::: Input material

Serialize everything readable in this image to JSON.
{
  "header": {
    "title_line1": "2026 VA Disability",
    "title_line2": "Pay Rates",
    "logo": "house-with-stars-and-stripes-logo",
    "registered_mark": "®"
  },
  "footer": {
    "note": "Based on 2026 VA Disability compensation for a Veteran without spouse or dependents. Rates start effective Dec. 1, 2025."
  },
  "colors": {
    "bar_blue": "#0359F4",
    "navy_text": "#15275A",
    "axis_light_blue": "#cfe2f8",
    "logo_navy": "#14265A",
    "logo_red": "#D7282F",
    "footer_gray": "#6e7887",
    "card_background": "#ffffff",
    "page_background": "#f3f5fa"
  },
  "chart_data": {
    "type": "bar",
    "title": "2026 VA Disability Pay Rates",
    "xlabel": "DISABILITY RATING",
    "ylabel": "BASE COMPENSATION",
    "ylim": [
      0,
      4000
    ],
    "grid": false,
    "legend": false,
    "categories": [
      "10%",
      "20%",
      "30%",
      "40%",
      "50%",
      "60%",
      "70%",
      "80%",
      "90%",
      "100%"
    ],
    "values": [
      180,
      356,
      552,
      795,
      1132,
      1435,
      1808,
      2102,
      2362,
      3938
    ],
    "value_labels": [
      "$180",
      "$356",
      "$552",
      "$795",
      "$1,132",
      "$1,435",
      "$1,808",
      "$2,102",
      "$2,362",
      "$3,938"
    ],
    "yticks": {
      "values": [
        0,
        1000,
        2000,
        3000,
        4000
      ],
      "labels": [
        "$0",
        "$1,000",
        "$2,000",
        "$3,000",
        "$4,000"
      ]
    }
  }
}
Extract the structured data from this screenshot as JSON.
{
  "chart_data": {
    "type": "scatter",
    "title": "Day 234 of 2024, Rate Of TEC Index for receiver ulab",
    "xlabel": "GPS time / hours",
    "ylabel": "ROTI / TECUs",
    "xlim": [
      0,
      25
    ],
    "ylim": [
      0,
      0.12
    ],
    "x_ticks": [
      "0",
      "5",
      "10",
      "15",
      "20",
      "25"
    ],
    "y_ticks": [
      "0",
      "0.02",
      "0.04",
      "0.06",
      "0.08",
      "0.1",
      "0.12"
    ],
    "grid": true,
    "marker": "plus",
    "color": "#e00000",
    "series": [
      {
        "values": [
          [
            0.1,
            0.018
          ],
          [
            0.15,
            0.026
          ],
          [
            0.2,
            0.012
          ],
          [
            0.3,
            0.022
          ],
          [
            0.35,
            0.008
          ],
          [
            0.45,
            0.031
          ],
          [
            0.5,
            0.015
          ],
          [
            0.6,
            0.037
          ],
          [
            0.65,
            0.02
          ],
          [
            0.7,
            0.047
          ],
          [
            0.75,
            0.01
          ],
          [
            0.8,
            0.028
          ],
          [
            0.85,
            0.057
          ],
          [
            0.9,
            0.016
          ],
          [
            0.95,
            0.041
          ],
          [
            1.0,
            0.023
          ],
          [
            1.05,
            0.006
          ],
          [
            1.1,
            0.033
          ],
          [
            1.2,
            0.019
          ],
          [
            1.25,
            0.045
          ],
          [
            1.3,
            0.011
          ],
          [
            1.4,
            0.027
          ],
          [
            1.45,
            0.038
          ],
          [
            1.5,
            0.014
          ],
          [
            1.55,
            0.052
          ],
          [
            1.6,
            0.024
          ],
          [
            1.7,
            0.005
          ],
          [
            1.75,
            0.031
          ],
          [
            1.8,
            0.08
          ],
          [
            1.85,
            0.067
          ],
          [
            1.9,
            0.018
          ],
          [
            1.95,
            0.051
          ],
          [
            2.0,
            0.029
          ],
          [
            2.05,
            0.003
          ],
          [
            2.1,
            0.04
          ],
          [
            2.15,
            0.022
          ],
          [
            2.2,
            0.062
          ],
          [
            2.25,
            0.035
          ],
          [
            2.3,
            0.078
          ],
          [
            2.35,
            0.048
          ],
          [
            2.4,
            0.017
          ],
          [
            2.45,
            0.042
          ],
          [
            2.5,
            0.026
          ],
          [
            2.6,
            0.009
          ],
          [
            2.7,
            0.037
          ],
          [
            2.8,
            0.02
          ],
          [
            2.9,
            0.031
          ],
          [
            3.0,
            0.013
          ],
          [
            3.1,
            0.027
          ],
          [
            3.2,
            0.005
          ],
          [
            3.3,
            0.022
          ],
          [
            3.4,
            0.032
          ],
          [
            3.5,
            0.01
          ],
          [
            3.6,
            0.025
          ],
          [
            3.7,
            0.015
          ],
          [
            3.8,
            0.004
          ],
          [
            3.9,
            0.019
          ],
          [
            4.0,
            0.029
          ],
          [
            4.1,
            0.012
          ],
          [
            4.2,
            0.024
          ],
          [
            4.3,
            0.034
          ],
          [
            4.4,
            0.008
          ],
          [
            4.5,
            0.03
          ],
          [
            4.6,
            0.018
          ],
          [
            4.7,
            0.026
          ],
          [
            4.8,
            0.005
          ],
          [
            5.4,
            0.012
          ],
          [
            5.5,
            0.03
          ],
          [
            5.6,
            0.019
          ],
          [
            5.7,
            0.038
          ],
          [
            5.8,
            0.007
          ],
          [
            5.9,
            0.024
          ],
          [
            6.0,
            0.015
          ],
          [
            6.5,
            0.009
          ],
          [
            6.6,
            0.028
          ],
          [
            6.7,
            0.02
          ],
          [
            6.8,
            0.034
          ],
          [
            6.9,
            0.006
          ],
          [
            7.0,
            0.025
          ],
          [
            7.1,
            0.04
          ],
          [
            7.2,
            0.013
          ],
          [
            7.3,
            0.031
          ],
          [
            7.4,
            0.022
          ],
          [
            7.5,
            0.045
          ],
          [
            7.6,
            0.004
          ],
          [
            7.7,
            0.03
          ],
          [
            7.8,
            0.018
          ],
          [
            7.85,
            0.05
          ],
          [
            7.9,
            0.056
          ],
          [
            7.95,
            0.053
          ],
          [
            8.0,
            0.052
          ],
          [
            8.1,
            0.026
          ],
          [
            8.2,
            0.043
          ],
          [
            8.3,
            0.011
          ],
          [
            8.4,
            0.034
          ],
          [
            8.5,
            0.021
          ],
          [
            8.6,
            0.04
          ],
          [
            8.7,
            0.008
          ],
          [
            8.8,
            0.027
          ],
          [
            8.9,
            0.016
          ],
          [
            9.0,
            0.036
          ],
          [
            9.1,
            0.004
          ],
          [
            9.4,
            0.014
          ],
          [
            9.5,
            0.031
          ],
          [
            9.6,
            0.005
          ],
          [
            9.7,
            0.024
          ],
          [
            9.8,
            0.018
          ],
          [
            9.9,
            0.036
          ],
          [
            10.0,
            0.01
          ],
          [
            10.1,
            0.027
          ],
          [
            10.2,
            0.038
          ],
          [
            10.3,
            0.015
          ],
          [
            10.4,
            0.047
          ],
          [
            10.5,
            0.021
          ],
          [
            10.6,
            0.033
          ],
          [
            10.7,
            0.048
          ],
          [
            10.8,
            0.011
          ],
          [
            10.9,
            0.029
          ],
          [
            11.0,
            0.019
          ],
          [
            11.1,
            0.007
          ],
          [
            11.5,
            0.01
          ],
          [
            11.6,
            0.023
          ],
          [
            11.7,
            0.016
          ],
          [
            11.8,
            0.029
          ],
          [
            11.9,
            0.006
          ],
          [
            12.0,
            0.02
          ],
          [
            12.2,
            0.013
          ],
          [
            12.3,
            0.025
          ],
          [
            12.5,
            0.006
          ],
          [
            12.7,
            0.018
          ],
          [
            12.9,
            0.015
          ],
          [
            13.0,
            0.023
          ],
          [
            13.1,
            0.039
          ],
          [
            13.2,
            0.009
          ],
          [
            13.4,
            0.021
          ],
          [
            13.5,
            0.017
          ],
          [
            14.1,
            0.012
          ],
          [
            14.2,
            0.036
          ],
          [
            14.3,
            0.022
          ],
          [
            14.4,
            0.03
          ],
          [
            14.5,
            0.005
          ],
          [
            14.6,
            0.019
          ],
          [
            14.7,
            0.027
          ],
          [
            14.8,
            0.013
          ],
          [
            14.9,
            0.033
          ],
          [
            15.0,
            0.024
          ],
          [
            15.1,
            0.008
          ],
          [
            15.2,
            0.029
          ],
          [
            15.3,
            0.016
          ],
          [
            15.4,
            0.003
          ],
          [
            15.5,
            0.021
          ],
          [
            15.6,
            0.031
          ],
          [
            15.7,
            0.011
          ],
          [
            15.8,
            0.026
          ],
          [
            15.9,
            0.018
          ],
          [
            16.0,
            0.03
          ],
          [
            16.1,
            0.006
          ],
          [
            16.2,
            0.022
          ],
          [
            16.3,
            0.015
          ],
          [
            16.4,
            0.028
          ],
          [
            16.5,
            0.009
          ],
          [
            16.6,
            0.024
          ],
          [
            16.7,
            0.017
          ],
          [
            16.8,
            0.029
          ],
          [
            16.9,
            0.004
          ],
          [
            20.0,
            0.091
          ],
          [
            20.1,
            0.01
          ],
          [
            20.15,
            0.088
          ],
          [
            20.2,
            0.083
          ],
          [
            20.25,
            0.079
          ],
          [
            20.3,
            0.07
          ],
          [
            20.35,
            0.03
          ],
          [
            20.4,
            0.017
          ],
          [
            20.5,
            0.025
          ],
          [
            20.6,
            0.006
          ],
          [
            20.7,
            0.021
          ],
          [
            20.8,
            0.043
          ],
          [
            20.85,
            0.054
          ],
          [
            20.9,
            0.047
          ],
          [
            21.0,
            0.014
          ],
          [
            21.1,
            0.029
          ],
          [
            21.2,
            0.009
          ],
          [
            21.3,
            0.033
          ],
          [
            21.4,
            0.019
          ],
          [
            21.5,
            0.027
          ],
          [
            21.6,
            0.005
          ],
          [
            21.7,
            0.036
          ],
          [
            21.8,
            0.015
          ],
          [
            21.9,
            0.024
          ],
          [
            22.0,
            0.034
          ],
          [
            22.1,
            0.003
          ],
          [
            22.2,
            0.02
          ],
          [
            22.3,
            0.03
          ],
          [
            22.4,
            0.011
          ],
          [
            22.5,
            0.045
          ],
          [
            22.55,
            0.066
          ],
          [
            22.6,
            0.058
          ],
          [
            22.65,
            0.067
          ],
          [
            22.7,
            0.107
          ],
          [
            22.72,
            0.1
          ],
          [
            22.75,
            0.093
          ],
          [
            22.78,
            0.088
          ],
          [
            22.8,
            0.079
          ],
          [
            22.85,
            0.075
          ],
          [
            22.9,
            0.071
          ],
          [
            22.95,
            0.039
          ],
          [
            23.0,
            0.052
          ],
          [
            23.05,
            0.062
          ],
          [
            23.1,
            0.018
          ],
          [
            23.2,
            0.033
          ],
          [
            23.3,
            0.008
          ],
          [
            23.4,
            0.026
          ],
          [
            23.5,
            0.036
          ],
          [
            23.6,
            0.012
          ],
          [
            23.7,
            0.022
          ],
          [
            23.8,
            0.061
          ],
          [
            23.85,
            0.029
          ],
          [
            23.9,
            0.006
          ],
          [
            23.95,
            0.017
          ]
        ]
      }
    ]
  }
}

::::::

## Task to complete
Among the entries above, identify all lines with "JSON" and copy them.

## In response
Serialize everything readable in this image to JSON.
Extract the structured data from this screenshot as JSON.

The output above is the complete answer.